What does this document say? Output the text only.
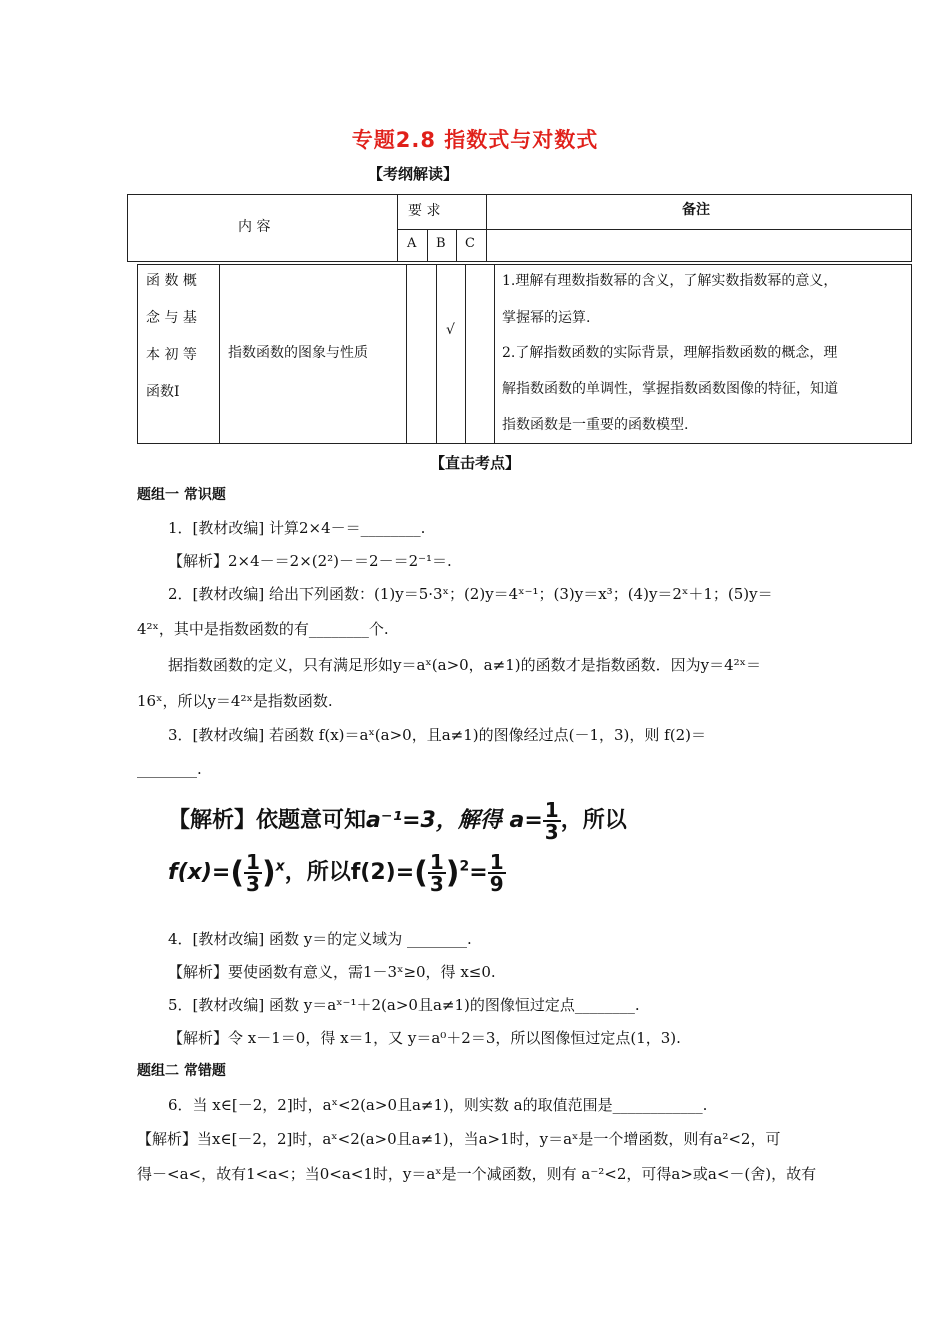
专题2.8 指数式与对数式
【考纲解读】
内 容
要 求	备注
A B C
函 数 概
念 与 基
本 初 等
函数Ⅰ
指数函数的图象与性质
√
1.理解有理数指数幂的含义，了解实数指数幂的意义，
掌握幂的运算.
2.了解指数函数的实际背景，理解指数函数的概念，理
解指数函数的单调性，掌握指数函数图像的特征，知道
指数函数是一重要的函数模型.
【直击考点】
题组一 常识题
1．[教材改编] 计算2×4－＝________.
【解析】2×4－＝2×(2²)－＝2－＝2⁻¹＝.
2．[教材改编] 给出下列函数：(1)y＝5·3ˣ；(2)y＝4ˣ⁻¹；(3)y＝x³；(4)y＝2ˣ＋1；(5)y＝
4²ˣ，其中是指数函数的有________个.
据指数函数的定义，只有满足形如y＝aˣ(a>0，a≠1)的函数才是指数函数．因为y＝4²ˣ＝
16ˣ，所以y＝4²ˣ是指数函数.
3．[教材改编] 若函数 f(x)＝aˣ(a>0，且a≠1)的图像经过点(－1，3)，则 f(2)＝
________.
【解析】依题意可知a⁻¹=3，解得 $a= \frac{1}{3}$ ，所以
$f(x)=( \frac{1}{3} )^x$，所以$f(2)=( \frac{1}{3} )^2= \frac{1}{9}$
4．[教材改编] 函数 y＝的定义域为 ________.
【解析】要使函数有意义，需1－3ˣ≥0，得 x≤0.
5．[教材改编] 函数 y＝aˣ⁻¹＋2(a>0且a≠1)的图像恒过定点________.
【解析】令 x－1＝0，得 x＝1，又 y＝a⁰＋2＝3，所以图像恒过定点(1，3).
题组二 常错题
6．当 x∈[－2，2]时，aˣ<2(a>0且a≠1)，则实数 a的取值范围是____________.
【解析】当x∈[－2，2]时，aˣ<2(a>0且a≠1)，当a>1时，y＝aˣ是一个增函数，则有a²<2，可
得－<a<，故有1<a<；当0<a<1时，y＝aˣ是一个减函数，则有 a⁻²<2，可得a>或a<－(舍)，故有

* * *

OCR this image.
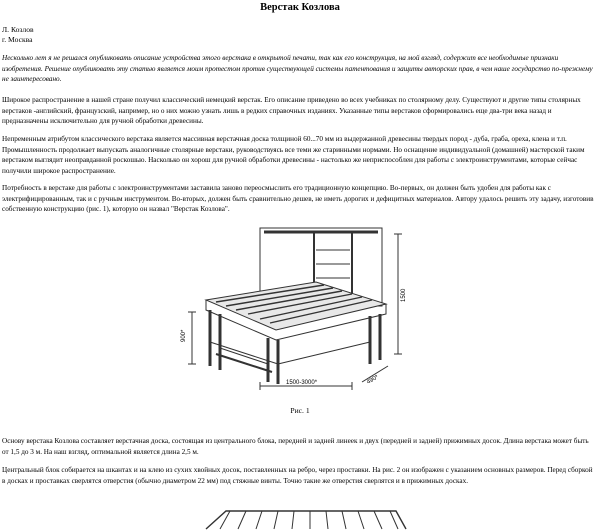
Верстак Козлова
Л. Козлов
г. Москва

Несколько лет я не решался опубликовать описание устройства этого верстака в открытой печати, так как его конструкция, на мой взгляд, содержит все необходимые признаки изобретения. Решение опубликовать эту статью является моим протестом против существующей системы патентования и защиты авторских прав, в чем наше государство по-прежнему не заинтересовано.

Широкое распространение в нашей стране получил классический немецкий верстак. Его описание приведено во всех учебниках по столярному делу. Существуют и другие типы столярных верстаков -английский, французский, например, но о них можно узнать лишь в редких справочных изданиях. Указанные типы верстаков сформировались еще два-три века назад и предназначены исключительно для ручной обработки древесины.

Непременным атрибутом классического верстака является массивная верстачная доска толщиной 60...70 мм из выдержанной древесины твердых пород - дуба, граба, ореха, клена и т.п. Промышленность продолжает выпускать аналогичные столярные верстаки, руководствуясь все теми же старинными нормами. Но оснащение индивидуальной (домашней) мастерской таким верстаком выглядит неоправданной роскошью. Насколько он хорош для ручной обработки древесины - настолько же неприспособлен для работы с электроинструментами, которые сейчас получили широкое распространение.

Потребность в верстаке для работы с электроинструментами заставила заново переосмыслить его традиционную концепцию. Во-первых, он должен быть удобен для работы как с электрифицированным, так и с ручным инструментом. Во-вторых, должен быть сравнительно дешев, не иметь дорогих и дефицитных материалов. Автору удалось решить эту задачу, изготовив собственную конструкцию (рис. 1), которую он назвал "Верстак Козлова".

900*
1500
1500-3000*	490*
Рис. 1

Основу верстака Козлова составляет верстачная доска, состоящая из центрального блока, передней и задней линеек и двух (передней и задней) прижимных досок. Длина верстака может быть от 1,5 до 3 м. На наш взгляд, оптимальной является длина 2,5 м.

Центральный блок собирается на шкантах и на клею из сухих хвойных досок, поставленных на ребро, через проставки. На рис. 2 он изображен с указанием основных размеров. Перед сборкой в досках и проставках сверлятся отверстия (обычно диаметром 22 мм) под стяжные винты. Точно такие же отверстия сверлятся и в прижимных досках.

[SET EXERCISE]: Your answer should be only a number: how many lines of the data above contain the string "frac"?

[SOLUTION BELOW]: 2